-- Begin Listed records --
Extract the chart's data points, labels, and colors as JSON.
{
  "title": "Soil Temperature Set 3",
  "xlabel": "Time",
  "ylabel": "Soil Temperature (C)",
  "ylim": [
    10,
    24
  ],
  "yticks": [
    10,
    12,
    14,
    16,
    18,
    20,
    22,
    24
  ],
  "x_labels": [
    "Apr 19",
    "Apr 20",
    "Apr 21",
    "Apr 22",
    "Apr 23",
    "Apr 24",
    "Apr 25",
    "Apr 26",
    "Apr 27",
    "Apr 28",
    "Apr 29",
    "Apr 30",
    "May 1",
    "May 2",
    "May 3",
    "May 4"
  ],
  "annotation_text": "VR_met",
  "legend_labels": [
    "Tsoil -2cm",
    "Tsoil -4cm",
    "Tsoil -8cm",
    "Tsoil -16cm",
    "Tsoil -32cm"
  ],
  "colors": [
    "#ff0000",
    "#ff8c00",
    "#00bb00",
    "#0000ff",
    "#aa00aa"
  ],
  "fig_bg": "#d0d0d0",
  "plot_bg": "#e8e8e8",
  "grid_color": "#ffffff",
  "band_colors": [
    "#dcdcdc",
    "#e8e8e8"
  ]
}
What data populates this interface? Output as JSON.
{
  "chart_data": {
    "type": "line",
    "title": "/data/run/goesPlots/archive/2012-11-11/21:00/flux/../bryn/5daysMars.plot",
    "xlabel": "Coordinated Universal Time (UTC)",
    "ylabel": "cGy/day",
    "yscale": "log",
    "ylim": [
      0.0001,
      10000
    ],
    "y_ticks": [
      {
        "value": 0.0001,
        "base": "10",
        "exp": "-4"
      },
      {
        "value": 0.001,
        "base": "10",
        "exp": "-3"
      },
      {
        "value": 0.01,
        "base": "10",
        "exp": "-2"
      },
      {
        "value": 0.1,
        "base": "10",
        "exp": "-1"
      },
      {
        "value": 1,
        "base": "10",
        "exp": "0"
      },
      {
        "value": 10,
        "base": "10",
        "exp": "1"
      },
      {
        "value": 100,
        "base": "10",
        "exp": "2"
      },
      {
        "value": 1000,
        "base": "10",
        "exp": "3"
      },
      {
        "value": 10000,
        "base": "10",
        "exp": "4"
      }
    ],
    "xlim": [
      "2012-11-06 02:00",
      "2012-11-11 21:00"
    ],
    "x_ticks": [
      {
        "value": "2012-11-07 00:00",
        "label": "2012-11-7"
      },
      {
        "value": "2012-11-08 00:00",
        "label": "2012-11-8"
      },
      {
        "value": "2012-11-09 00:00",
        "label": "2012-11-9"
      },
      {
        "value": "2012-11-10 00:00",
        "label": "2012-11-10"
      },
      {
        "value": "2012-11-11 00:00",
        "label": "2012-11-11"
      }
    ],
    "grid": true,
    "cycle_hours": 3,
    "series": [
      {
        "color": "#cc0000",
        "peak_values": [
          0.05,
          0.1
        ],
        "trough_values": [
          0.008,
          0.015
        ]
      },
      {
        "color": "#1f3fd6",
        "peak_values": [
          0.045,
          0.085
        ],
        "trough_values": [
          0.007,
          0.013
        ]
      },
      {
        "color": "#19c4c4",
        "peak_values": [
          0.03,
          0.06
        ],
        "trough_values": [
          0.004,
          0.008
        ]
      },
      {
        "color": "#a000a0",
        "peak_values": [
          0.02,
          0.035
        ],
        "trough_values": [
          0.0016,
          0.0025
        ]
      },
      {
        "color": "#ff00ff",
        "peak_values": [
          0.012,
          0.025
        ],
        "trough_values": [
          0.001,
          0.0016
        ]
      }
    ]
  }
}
-- End Listed records --
Exercise requirements => Output the records verbatim, from the first line to the last.

Reply =>
Extract the chart's data points, labels, and colors as JSON.
{
  "title": "Soil Temperature Set 3",
  "xlabel": "Time",
  "ylabel": "Soil Temperature (C)",
  "ylim": [
    10,
    24
  ],
  "yticks": [
    10,
    12,
    14,
    16,
    18,
    20,
    22,
    24
  ],
  "x_labels": [
    "Apr 19",
    "Apr 20",
    "Apr 21",
    "Apr 22",
    "Apr 23",
    "Apr 24",
    "Apr 25",
    "Apr 26",
    "Apr 27",
    "Apr 28",
    "Apr 29",
    "Apr 30",
    "May 1",
    "May 2",
    "May 3",
    "May 4"
  ],
  "annotation_text": "VR_met",
  "legend_labels": [
    "Tsoil -2cm",
    "Tsoil -4cm",
    "Tsoil -8cm",
    "Tsoil -16cm",
    "Tsoil -32cm"
  ],
  "colors": [
    "#ff0000",
    "#ff8c00",
    "#00bb00",
    "#0000ff",
    "#aa00aa"
  ],
  "fig_bg": "#d0d0d0",
  "plot_bg": "#e8e8e8",
  "grid_color": "#ffffff",
  "band_colors": [
    "#dcdcdc",
    "#e8e8e8"
  ]
}
What data populates this interface? Output as JSON.
{
  "chart_data": {
    "type": "line",
    "title": "/data/run/goesPlots/archive/2012-11-11/21:00/flux/../bryn/5daysMars.plot",
    "xlabel": "Coordinated Universal Time (UTC)",
    "ylabel": "cGy/day",
    "yscale": "log",
    "ylim": [
      0.0001,
      10000
    ],
    "y_ticks": [
      {
        "value": 0.0001,
        "base": "10",
        "exp": "-4"
      },
      {
        "value": 0.001,
        "base": "10",
        "exp": "-3"
      },
      {
        "value": 0.01,
        "base": "10",
        "exp": "-2"
      },
      {
        "value": 0.1,
        "base": "10",
        "exp": "-1"
      },
      {
        "value": 1,
        "base": "10",
        "exp": "0"
      },
      {
        "value": 10,
        "base": "10",
        "exp": "1"
      },
      {
        "value": 100,
        "base": "10",
        "exp": "2"
      },
      {
        "value": 1000,
        "base": "10",
        "exp": "3"
      },
      {
        "value": 10000,
        "base": "10",
        "exp": "4"
      }
    ],
    "xlim": [
      "2012-11-06 02:00",
      "2012-11-11 21:00"
    ],
    "x_ticks": [
      {
        "value": "2012-11-07 00:00",
        "label": "2012-11-7"
      },
      {
        "value": "2012-11-08 00:00",
        "label": "2012-11-8"
      },
      {
        "value": "2012-11-09 00:00",
        "label": "2012-11-9"
      },
      {
        "value": "2012-11-10 00:00",
        "label": "2012-11-10"
      },
      {
        "value": "2012-11-11 00:00",
        "label": "2012-11-11"
      }
    ],
    "grid": true,
    "cycle_hours": 3,
    "series": [
      {
        "color": "#cc0000",
        "peak_values": [
          0.05,
          0.1
        ],
        "trough_values": [
          0.008,
          0.015
        ]
      },
      {
        "color": "#1f3fd6",
        "peak_values": [
          0.045,
          0.085
        ],
        "trough_values": [
          0.007,
          0.013
        ]
      },
      {
        "color": "#19c4c4",
        "peak_values": [
          0.03,
          0.06
        ],
        "trough_values": [
          0.004,
          0.008
        ]
      },
      {
        "color": "#a000a0",
        "peak_values": [
          0.02,
          0.035
        ],
        "trough_values": [
          0.0016,
          0.0025
        ]
      },
      {
        "color": "#ff00ff",
        "peak_values": [
          0.012,
          0.025
        ],
        "trough_values": [
          0.001,
          0.0016
        ]
      }
    ]
  }
}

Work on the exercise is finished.